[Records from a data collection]
===============
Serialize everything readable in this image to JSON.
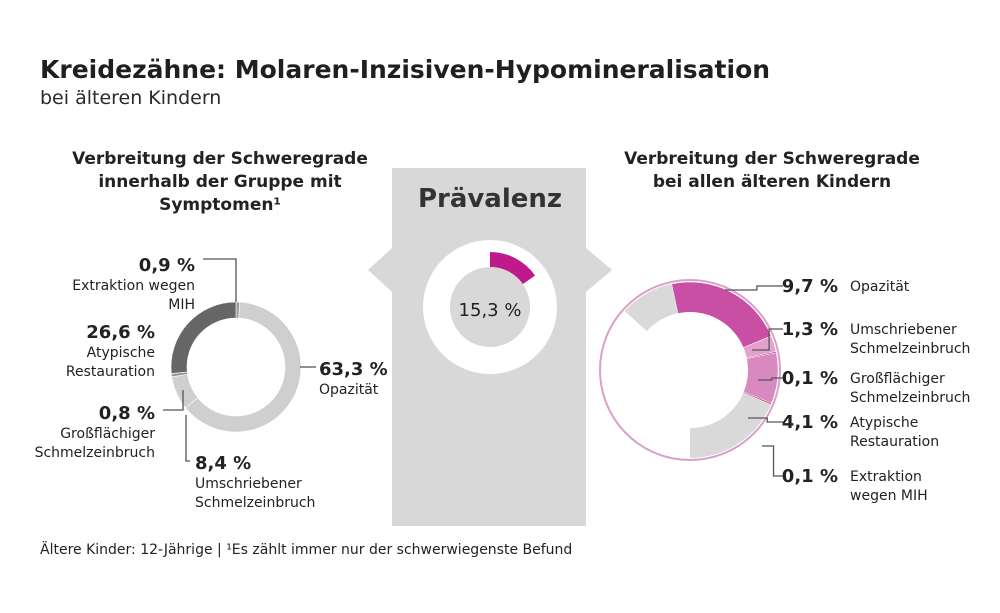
{
  "title": "Kreidezähne: Molaren-Inzisiven-Hypomineralisation",
  "subtitle": "bei älteren Kindern",
  "footnote": "Ältere Kinder: 12-Jährige | ¹Es zählt immer nur der schwerwiegenste Befund",
  "colors": {
    "accent": "#c0198c",
    "dark": "#666666",
    "light": "#cfcfcf",
    "panel": "#d8d8d8"
  },
  "chart_data": [
    {
      "type": "pie",
      "title": "Verbreitung der Schweregrade innerhalb der Gruppe mit Symptomen¹",
      "slices": [
        {
          "value": 0.9,
          "value_label": "0,9 %",
          "label": [
            "Extraktion wegen",
            "MIH"
          ]
        },
        {
          "value": 63.3,
          "value_label": "63,3 %",
          "label": [
            "Opazität"
          ]
        },
        {
          "value": 8.4,
          "value_label": "8,4 %",
          "label": [
            "Umschriebener",
            "Schmelzeinbruch"
          ]
        },
        {
          "value": 0.8,
          "value_label": "0,8 %",
          "label": [
            "Großflächiger",
            "Schmelzeinbruch"
          ]
        },
        {
          "value": 26.6,
          "value_label": "26,6 %",
          "label": [
            "Atypische",
            "Restauration"
          ]
        }
      ]
    },
    {
      "type": "pie",
      "title": "Prävalenz",
      "slices": [
        {
          "value": 15.3,
          "value_label": "15,3 %",
          "label": []
        },
        {
          "value": 84.7,
          "value_label": "",
          "label": []
        }
      ]
    },
    {
      "type": "pie",
      "title": "Verbreitung der Schweregrade bei allen älteren Kindern",
      "slices": [
        {
          "value": 9.7,
          "value_label": "9,7 %",
          "label": [
            "Opazität"
          ]
        },
        {
          "value": 1.3,
          "value_label": "1,3 %",
          "label": [
            "Umschriebener",
            "Schmelzeinbruch"
          ]
        },
        {
          "value": 0.1,
          "value_label": "0,1 %",
          "label": [
            "Großflächiger",
            "Schmelzeinbruch"
          ]
        },
        {
          "value": 4.1,
          "value_label": "4,1 %",
          "label": [
            "Atypische",
            "Restauration"
          ]
        },
        {
          "value": 0.1,
          "value_label": "0,1 %",
          "label": [
            "Extraktion",
            "wegen MIH"
          ]
        }
      ]
    }
  ]
}
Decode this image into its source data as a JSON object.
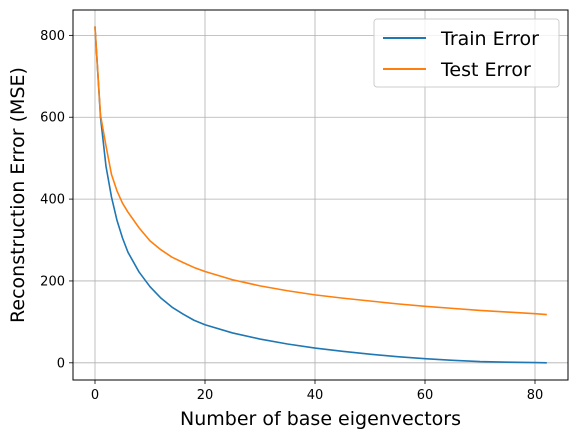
{
  "chart_data": {
    "type": "line",
    "xlabel": "Number of base eigenvectors",
    "ylabel": "Reconstruction Error (MSE)",
    "xlim": [
      -4,
      86
    ],
    "ylim": [
      -42,
      862
    ],
    "xticks": [
      0,
      20,
      40,
      60,
      80
    ],
    "yticks": [
      0,
      200,
      400,
      600,
      800
    ],
    "grid": true,
    "legend_position": "top-right",
    "x": [
      0,
      1,
      2,
      3,
      4,
      5,
      6,
      8,
      10,
      12,
      14,
      16,
      18,
      20,
      25,
      30,
      35,
      40,
      45,
      50,
      55,
      60,
      65,
      70,
      75,
      80,
      82
    ],
    "series": [
      {
        "name": "Train Error",
        "color": "#1f77b4",
        "values": [
          820,
          600,
          480,
          405,
          348,
          305,
          270,
          222,
          186,
          158,
          136,
          119,
          104,
          93,
          73,
          58,
          46,
          36,
          28,
          21,
          15,
          10,
          6,
          3,
          1.5,
          0.5,
          0
        ]
      },
      {
        "name": "Test Error",
        "color": "#ff7f0e",
        "values": [
          820,
          605,
          530,
          460,
          420,
          390,
          368,
          330,
          298,
          276,
          258,
          245,
          233,
          223,
          203,
          188,
          176,
          166,
          158,
          151,
          144,
          138,
          133,
          128,
          124,
          120,
          118
        ]
      }
    ]
  }
}
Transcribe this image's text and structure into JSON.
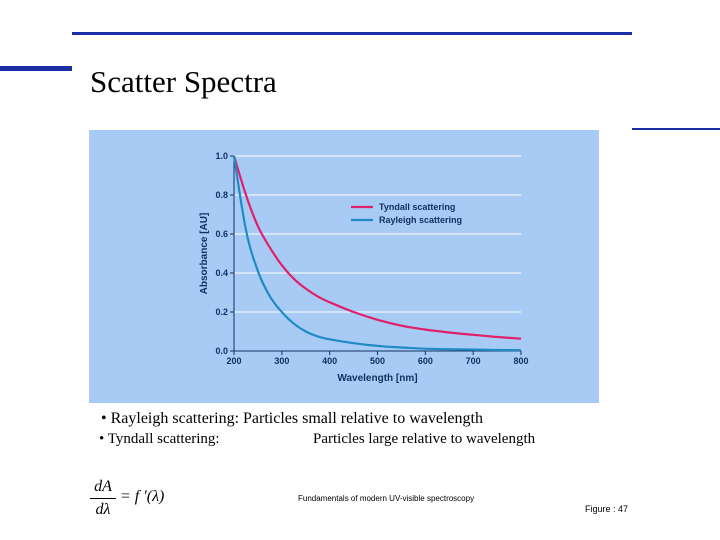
{
  "slide": {
    "title": "Scatter Spectra",
    "bullets": [
      {
        "marker": "•",
        "text": "Rayleigh scattering: Particles small relative to wavelength"
      },
      {
        "marker": "•",
        "text": "Tyndall scattering:",
        "desc": "Particles large relative to wavelength"
      }
    ],
    "formula": {
      "numerator": "dA",
      "denominator": "dλ",
      "rhs": "= f ′(λ)"
    },
    "source": "Fundamentals of modern UV-visible spectroscopy",
    "figure_label": "Figure : 47"
  },
  "colors": {
    "rule": "#1a2fa6",
    "panel": "#a8cbf5",
    "tyndall": "#e0206a",
    "rayleigh": "#1f8ac4",
    "grid": "#ffffff",
    "text": "#123060"
  },
  "chart_data": {
    "type": "line",
    "xlabel": "Wavelength [nm]",
    "ylabel": "Absorbance [AU]",
    "xlim": [
      200,
      800
    ],
    "ylim": [
      0.0,
      1.0
    ],
    "x_ticks": [
      "200",
      "300",
      "400",
      "500",
      "600",
      "700",
      "800"
    ],
    "y_ticks": [
      "0.0",
      "0.2",
      "0.4",
      "0.6",
      "0.8",
      "1.0"
    ],
    "grid": "horizontal",
    "legend_position": "upper-right",
    "series": [
      {
        "name": "Tyndall scattering",
        "x": [
          200,
          225,
          250,
          275,
          300,
          325,
          350,
          375,
          400,
          450,
          500,
          550,
          600,
          650,
          700,
          750,
          800
        ],
        "y": [
          1.0,
          0.8,
          0.64,
          0.53,
          0.44,
          0.37,
          0.32,
          0.28,
          0.25,
          0.2,
          0.16,
          0.13,
          0.11,
          0.095,
          0.083,
          0.072,
          0.063
        ]
      },
      {
        "name": "Rayleigh scattering",
        "x": [
          200,
          225,
          250,
          275,
          300,
          325,
          350,
          375,
          400,
          450,
          500,
          550,
          600,
          650,
          700,
          750,
          800
        ],
        "y": [
          1.0,
          0.62,
          0.41,
          0.28,
          0.2,
          0.14,
          0.1,
          0.075,
          0.06,
          0.04,
          0.026,
          0.018,
          0.012,
          0.009,
          0.007,
          0.005,
          0.004
        ]
      }
    ]
  }
}
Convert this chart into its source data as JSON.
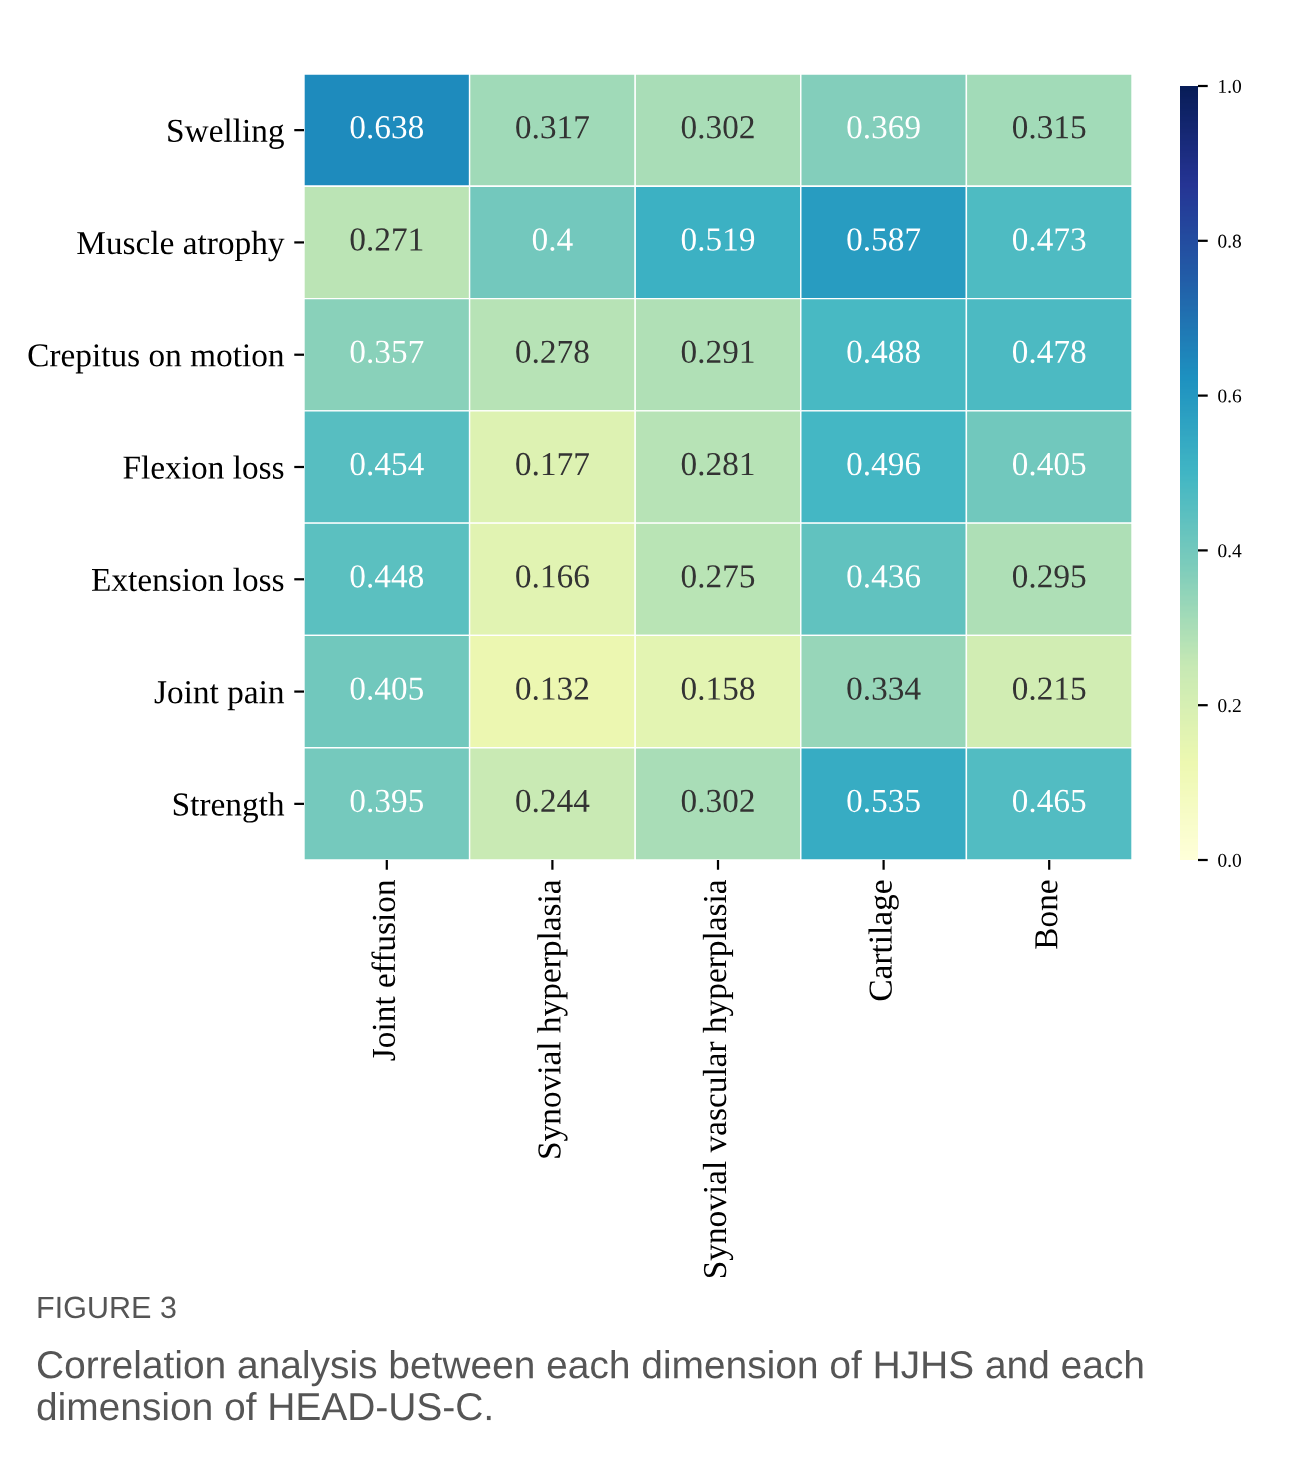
{
  "chart_data": {
    "type": "heatmap",
    "categories": [
      "Joint effusion",
      "Synovial hyperplasia",
      "Synovial vascular hyperplasia",
      "Cartilage",
      "Bone"
    ],
    "y_categories": [
      "Swelling",
      "Muscle atrophy",
      "Crepitus on motion",
      "Flexion loss",
      "Extension loss",
      "Joint pain",
      "Strength"
    ],
    "cells": [
      [
        0.638,
        0.317,
        0.302,
        0.369,
        0.315
      ],
      [
        0.271,
        0.4,
        0.519,
        0.587,
        0.473
      ],
      [
        0.357,
        0.278,
        0.291,
        0.488,
        0.478
      ],
      [
        0.454,
        0.177,
        0.281,
        0.496,
        0.405
      ],
      [
        0.448,
        0.166,
        0.275,
        0.436,
        0.295
      ],
      [
        0.405,
        0.132,
        0.158,
        0.334,
        0.215
      ],
      [
        0.395,
        0.244,
        0.302,
        0.535,
        0.465
      ]
    ],
    "clim": [
      0.0,
      1.0
    ],
    "cticks": [
      {
        "value": 0,
        "label": "0.0"
      },
      {
        "value": 0.2,
        "label": "0.2"
      },
      {
        "value": 0.4,
        "label": "0.4"
      },
      {
        "value": 0.6,
        "label": "0.6"
      },
      {
        "value": 0.8,
        "label": "0.8"
      },
      {
        "value": 1,
        "label": "1.0"
      }
    ],
    "data_labels": true,
    "annotations": [
      "FIGURE 3",
      "Correlation analysis between each dimension of HJHS and each dimension of HEAD-US-C."
    ]
  }
}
===============
## OBJECTIVE
Pick out the lines that have the word "Synovial". Copy them all.

## SOLUTION
      "Synovial hyperplasia",
      "Synovial vascular hyperplasia",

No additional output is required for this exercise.